▸ Written exercise
In the material below, find all lines with the string "going" and copy them.

▸ Materials provided
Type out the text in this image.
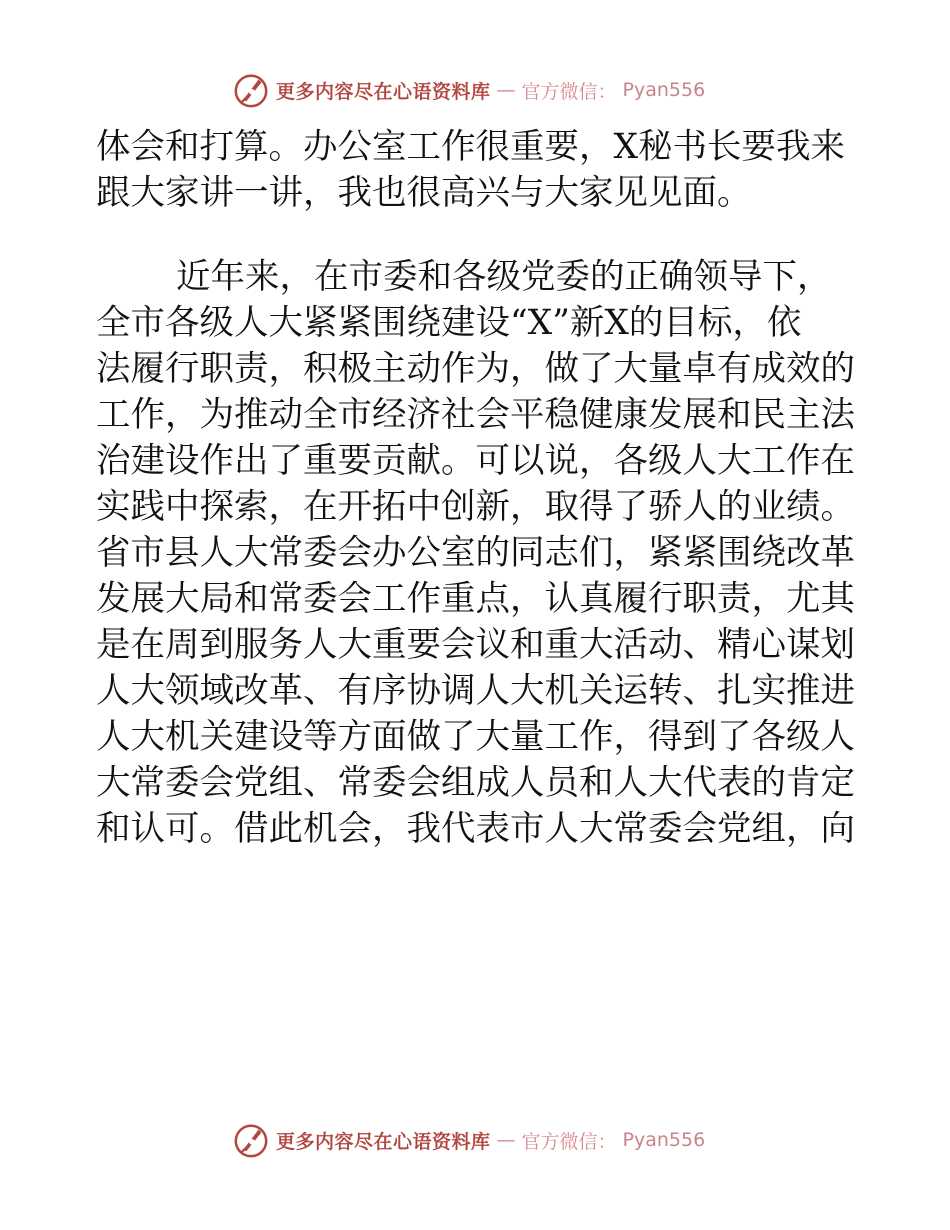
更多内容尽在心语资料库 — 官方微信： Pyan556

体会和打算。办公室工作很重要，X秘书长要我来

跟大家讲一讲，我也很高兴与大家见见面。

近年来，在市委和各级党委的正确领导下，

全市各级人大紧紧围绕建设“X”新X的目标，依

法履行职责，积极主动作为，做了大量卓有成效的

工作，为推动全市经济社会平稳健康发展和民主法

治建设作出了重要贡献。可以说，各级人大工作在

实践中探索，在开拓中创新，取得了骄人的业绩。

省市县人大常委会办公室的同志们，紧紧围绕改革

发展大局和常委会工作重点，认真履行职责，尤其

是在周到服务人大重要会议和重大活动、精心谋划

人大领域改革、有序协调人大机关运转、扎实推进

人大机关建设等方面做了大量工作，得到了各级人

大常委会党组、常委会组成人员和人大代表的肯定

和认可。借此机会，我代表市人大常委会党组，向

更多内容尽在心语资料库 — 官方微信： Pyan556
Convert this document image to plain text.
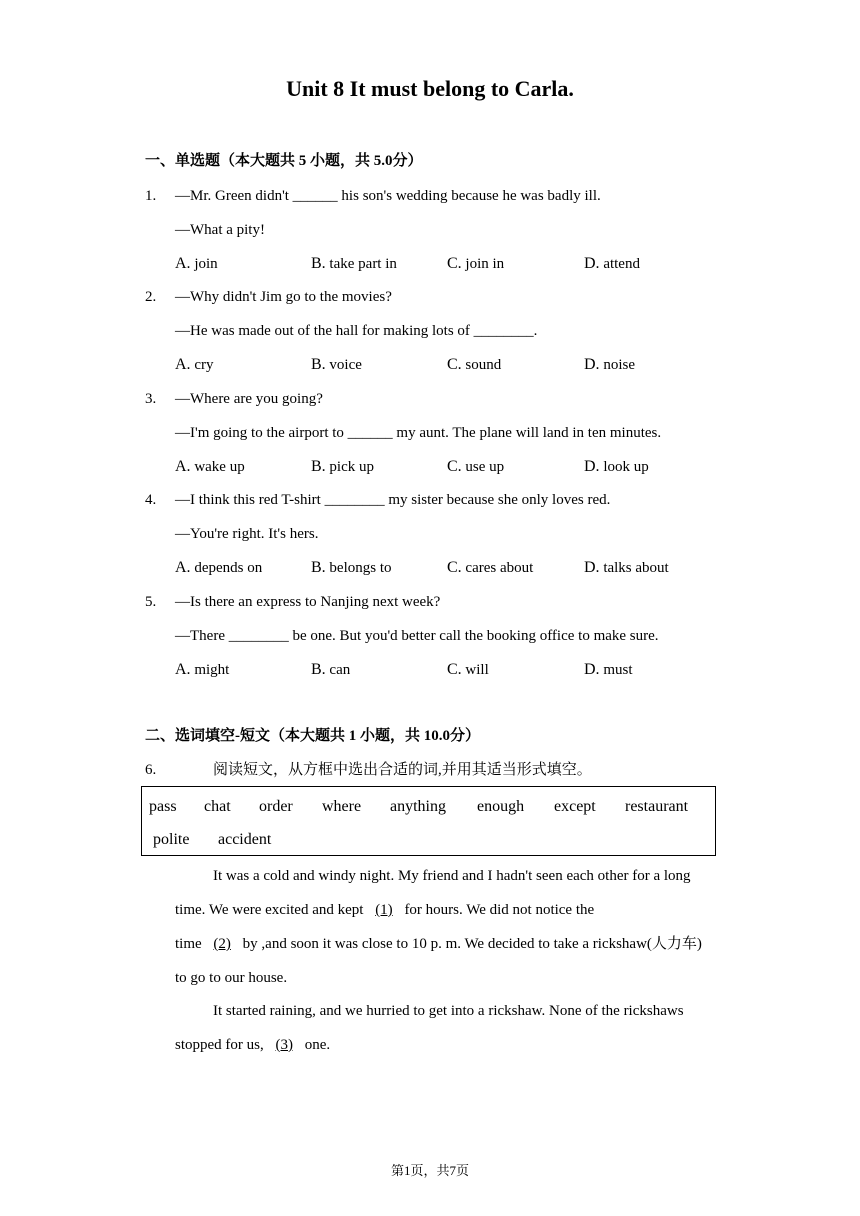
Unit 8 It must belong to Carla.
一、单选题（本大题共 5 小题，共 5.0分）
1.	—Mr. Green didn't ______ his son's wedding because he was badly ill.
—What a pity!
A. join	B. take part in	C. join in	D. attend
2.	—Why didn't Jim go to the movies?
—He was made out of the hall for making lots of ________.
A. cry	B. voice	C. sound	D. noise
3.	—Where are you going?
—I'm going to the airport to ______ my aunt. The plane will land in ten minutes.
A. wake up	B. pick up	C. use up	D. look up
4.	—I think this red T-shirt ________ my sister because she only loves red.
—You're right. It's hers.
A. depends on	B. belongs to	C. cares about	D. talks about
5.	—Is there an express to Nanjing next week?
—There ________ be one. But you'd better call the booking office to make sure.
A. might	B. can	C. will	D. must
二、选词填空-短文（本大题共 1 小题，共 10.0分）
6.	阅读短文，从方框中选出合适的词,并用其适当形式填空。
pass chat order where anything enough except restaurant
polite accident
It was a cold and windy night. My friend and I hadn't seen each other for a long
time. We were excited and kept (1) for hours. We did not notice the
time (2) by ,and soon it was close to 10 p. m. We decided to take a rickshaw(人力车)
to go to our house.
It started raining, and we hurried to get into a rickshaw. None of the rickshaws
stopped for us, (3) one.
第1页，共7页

▸ Response to the task
3.	—Where are you going?
—I'm going to the airport to ______ my aunt. The plane will land in ten minutes.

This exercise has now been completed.